● **SHORT TASK**
Leave out any pictures and transcribe all other data below exactly.

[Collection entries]

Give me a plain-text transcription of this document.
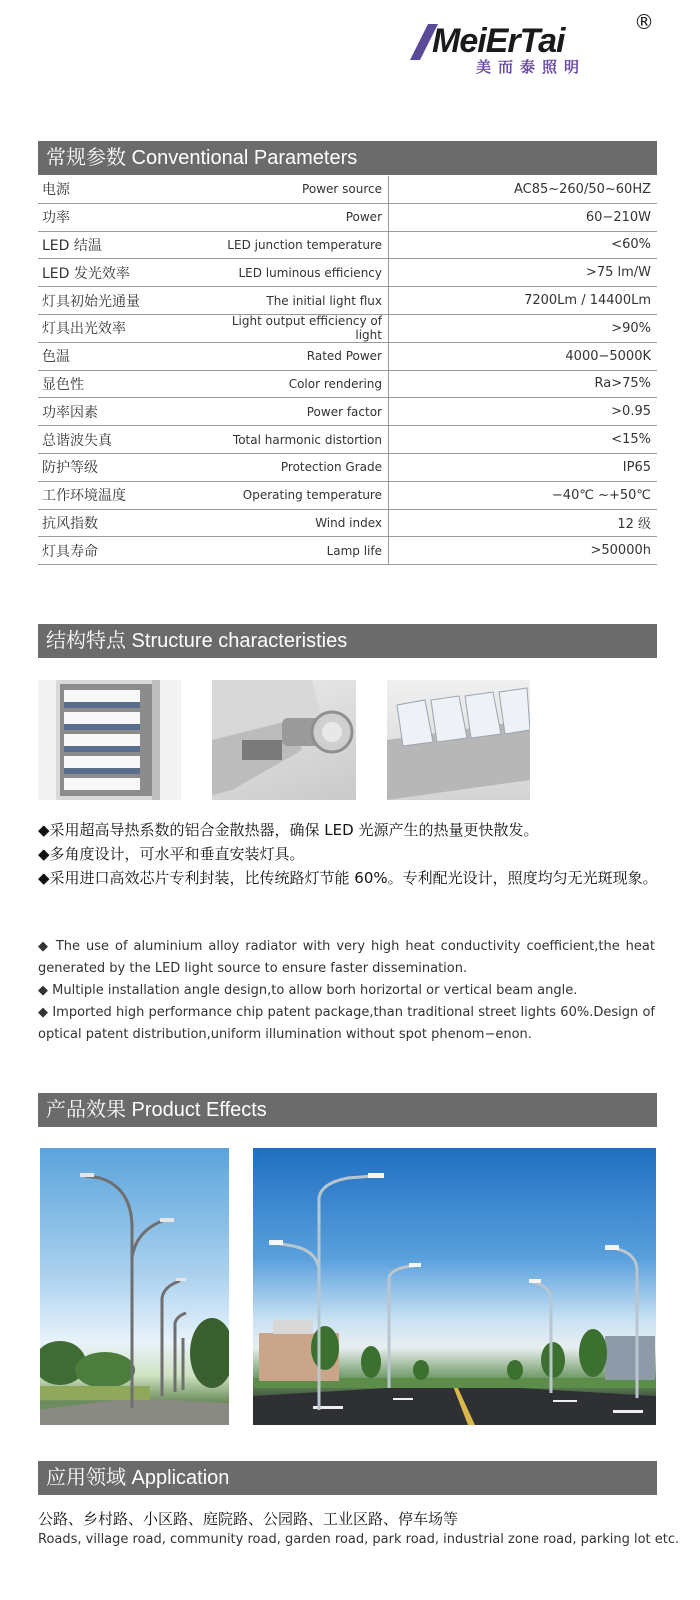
MeiErTai
美而泰照明
®
常规参数 Conventional Parameters
电源	Power source	AC85~260/50~60HZ
功率	Power	60−210W
LED 结温	LED junction temperature	<60%
LED 发光效率	LED luminous efficiency	>75 lm/W
灯具初始光通量	The initial light flux	7200Lm / 14400Lm
灯具出光效率	Light output efficiency of light	>90%
色温	Rated Power	4000−5000K
显色性	Color rendering	Ra>75%
功率因素	Power factor	>0.95
总谐波失真	Total harmonic distortion	<15%
防护等级	Protection Grade	IP65
工作环境温度	Operating temperature	−40℃ ~+50℃
抗风指数	Wind index	12 级
灯具寿命	Lamp life	>50000h
结构特点 Structure characteristies

◆采用超高导热系数的铝合金散热器，确保 LED 光源产生的热量更快散发。

◆多角度设计，可水平和垂直安装灯具。

◆采用进口高效芯片专利封装，比传统路灯节能 60%。专利配光设计，照度均匀无光斑现象。

◆ The use of aluminium alloy radiator with very high heat conductivity coefficient,the heat generated by the LED light source to ensure faster dissemination.

◆ Multiple installation angle design,to allow borh horizortal or vertical beam angle.

◆ Imported high performance chip patent package,than traditional street lights 60%.Design of optical patent distribution,uniform illumination without spot phenom−enon.

产品效果 Product Effects
应用领域 Application
公路、乡村路、小区路、庭院路、公园路、工业区路、停车场等
Roads, village road, community road, garden road, park road, industrial zone road, parking lot etc.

● **THE RESULT**
Give me a plain-text transcription of this document.
MeiErTai
美而泰照明
®
常规参数 Conventional Parameters
电源	Power source	AC85~260/50~60HZ
功率	Power	60−210W
LED 结温	LED junction temperature	<60%
LED 发光效率	LED luminous efficiency	>75 lm/W
灯具初始光通量	The initial light flux	7200Lm / 14400Lm
灯具出光效率	Light output efficiency of light	>90%
色温	Rated Power	4000−5000K
显色性	Color rendering	Ra>75%
功率因素	Power factor	>0.95
总谐波失真	Total harmonic distortion	<15%
防护等级	Protection Grade	IP65
工作环境温度	Operating temperature	−40℃ ~+50℃
抗风指数	Wind index	12 级
灯具寿命	Lamp life	>50000h
结构特点 Structure characteristies

◆采用超高导热系数的铝合金散热器，确保 LED 光源产生的热量更快散发。

◆多角度设计，可水平和垂直安装灯具。

◆采用进口高效芯片专利封装，比传统路灯节能 60%。专利配光设计，照度均匀无光斑现象。

◆ The use of aluminium alloy radiator with very high heat conductivity coefficient,the heat generated by the LED light source to ensure faster dissemination.

◆ Multiple installation angle design,to allow borh horizortal or vertical beam angle.

◆ Imported high performance chip patent package,than traditional street lights 60%.Design of optical patent distribution,uniform illumination without spot phenom−enon.

产品效果 Product Effects
应用领域 Application
公路、乡村路、小区路、庭院路、公园路、工业区路、停车场等
Roads, village road, community road, garden road, park road, industrial zone road, parking lot etc.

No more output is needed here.